▶ _What you will do_:
Copy out each line in the material below that has the word "活动期间仅限本人使用一次".

--- START Working data ---

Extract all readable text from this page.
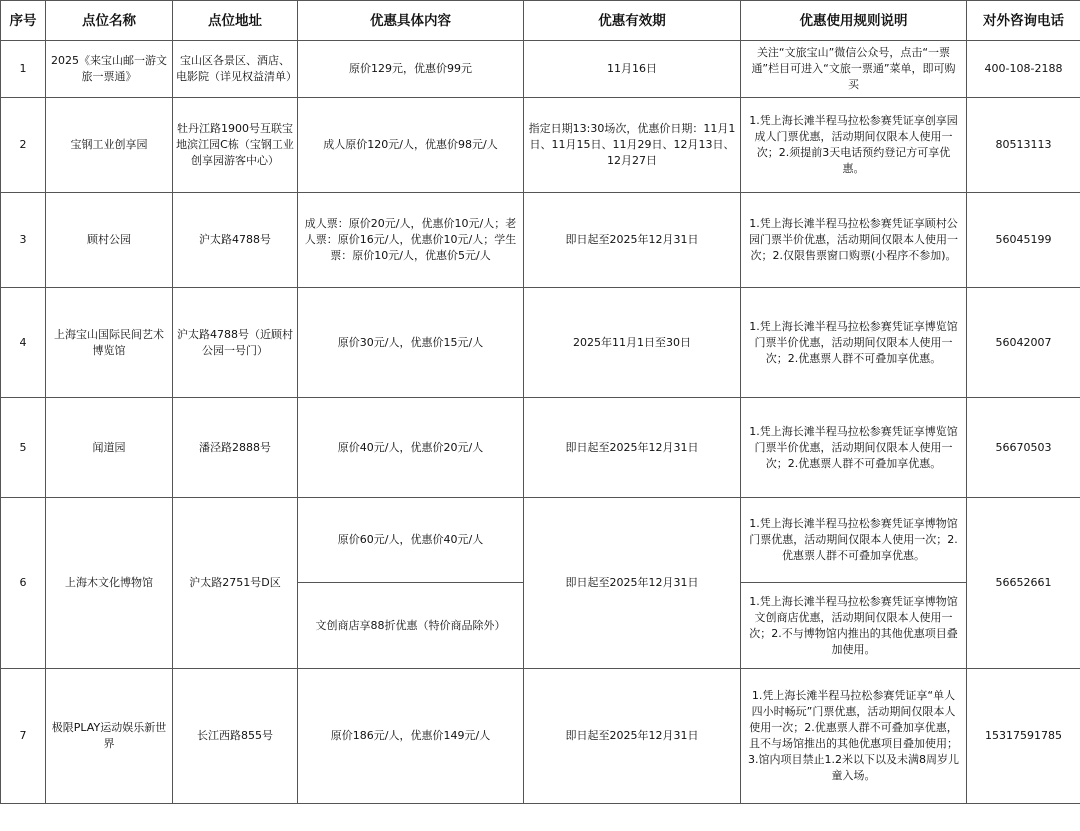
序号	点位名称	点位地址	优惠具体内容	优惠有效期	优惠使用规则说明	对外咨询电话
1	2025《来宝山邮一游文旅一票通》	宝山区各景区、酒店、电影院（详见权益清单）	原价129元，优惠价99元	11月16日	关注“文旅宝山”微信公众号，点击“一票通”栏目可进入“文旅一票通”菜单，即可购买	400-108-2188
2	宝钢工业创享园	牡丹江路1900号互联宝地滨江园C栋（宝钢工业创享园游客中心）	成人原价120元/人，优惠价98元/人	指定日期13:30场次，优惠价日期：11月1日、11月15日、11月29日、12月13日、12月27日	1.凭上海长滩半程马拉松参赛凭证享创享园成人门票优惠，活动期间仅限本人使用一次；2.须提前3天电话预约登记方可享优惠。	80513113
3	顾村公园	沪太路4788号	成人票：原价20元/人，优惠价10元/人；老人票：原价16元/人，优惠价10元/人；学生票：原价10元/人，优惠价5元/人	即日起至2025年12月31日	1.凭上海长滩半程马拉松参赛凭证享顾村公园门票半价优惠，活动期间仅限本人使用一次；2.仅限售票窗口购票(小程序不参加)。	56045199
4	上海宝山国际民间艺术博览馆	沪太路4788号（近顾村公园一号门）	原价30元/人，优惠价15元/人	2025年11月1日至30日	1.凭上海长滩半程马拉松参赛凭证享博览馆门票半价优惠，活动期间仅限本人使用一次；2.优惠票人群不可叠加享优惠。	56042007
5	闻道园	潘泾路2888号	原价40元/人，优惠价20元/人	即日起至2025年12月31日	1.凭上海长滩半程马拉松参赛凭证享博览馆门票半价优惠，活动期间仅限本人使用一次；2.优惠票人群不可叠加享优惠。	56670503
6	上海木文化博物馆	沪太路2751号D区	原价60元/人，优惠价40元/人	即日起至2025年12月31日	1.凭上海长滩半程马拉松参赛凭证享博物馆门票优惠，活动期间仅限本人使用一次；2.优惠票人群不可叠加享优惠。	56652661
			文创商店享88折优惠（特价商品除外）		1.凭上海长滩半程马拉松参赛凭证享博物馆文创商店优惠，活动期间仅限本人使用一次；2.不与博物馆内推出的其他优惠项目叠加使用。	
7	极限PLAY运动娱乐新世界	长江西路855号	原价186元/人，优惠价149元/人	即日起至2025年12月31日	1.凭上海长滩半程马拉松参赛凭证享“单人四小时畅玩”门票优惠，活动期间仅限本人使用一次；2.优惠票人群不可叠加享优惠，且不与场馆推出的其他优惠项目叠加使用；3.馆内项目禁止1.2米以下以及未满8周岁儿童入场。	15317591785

--- END Working data ---
--- START Working data ---

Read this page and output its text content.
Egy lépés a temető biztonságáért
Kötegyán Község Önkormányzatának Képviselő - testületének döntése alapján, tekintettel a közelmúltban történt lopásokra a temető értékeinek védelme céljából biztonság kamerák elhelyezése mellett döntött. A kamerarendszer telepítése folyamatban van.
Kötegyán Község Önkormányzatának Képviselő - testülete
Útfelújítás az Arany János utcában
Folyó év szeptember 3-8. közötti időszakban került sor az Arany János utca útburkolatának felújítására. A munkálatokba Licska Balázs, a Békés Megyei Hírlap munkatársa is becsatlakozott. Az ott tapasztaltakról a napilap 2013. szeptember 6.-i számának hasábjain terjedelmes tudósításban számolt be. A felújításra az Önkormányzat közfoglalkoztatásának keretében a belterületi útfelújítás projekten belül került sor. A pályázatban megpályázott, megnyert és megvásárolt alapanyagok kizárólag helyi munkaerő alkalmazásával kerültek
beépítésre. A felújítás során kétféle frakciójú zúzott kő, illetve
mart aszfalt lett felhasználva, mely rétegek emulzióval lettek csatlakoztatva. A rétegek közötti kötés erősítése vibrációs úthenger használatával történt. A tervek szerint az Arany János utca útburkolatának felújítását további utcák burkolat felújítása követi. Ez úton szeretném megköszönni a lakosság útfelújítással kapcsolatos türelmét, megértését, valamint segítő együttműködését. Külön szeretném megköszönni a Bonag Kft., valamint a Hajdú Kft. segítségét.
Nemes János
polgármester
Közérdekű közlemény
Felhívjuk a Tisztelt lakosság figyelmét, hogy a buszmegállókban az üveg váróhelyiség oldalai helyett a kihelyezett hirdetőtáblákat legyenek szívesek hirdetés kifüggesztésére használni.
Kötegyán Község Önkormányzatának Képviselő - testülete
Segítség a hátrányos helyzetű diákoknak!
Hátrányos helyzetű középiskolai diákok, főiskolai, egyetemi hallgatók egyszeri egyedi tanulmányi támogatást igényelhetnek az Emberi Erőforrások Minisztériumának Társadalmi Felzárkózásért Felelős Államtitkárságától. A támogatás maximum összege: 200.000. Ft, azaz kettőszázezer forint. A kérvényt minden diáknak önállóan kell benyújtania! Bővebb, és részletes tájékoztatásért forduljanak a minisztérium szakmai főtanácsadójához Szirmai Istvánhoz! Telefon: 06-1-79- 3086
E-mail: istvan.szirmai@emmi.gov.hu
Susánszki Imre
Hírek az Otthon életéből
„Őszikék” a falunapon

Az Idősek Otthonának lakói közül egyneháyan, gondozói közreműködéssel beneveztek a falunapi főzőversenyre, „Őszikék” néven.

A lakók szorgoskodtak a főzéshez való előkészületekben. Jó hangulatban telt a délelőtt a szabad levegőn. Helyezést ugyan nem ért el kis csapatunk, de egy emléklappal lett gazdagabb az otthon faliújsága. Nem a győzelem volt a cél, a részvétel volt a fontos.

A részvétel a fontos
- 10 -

--- END Working data ---

▶ _Exercise result_:
2	宝钢工业创享园	牡丹江路1900号互联宝地滨江园C栋（宝钢工业创享园游客中心）	成人原价120元/人，优惠价98元/人	指定日期13:30场次，优惠价日期：11月1日、11月15日、11月29日、12月13日、12月27日	1.凭上海长滩半程马拉松参赛凭证享创享园成人门票优惠，活动期间仅限本人使用一次；2.须提前3天电话预约登记方可享优惠。	80513113
3	顾村公园	沪太路4788号	成人票：原价20元/人，优惠价10元/人；老人票：原价16元/人，优惠价10元/人；学生票：原价10元/人，优惠价5元/人	即日起至2025年12月31日	1.凭上海长滩半程马拉松参赛凭证享顾村公园门票半价优惠，活动期间仅限本人使用一次；2.仅限售票窗口购票(小程序不参加)。	56045199
4	上海宝山国际民间艺术博览馆	沪太路4788号（近顾村公园一号门）	原价30元/人，优惠价15元/人	2025年11月1日至30日	1.凭上海长滩半程马拉松参赛凭证享博览馆门票半价优惠，活动期间仅限本人使用一次；2.优惠票人群不可叠加享优惠。	56042007
5	闻道园	潘泾路2888号	原价40元/人，优惠价20元/人	即日起至2025年12月31日	1.凭上海长滩半程马拉松参赛凭证享博览馆门票半价优惠，活动期间仅限本人使用一次；2.优惠票人群不可叠加享优惠。	56670503
6	上海木文化博物馆	沪太路2751号D区	原价60元/人，优惠价40元/人	即日起至2025年12月31日	1.凭上海长滩半程马拉松参赛凭证享博物馆门票优惠，活动期间仅限本人使用一次；2.优惠票人群不可叠加享优惠。	56652661
			文创商店享88折优惠（特价商品除外）		1.凭上海长滩半程马拉松参赛凭证享博物馆文创商店优惠，活动期间仅限本人使用一次；2.不与博物馆内推出的其他优惠项目叠加使用。	
7	极限PLAY运动娱乐新世界	长江西路855号	原价186元/人，优惠价149元/人	即日起至2025年12月31日	1.凭上海长滩半程马拉松参赛凭证享“单人四小时畅玩”门票优惠，活动期间仅限本人使用一次；2.优惠票人群不可叠加享优惠，且不与场馆推出的其他优惠项目叠加使用；3.馆内项目禁止1.2米以下以及未满8周岁儿童入场。	15317591785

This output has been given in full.